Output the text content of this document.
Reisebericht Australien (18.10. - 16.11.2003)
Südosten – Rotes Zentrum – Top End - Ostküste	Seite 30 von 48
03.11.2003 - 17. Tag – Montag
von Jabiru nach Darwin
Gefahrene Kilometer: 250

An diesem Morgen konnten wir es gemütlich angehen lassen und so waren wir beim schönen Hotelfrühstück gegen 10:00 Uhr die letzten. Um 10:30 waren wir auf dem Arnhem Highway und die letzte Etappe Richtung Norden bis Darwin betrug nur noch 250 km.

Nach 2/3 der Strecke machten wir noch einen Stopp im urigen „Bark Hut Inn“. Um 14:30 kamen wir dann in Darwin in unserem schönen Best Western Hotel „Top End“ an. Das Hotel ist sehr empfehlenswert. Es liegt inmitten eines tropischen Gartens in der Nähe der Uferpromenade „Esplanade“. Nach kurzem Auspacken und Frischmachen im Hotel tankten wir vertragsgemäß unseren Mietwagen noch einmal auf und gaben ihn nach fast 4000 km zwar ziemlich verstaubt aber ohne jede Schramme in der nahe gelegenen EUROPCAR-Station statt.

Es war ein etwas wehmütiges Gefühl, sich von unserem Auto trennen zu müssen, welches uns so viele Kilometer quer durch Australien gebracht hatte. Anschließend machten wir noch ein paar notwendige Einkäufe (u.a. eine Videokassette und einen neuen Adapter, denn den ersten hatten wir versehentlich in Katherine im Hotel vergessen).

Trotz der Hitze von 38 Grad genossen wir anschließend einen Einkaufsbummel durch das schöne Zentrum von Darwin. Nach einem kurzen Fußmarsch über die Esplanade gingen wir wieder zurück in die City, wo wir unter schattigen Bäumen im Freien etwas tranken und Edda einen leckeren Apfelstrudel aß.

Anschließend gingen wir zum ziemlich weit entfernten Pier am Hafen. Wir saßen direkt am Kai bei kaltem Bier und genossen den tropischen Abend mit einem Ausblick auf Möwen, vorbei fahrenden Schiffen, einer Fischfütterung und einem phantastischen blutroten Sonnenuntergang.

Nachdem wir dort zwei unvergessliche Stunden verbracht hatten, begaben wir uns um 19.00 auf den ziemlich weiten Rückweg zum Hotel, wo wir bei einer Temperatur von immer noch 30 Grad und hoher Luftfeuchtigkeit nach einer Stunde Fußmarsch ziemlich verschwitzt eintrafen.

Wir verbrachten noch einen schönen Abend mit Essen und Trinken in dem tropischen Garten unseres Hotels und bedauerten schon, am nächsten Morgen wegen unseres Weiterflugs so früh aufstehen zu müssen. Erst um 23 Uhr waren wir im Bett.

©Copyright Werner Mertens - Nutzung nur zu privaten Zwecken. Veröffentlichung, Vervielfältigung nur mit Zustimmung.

========================================

* Set problem *
Show all lines from the records above where the word "Zentrum" occurs.

* Task answer *
Südosten – Rotes Zentrum – Top End - Ostküste	Seite 30 von 48
Trotz der Hitze von 38 Grad genossen wir anschließend einen Einkaufsbummel durch das schöne Zentrum von Darwin. Nach einem kurzen Fußmarsch über die Esplanade gingen wir wieder zurück in die City, wo wir unter schattigen Bäumen im Freien etwas tranken und Edda einen leckeren Apfelstrudel aß.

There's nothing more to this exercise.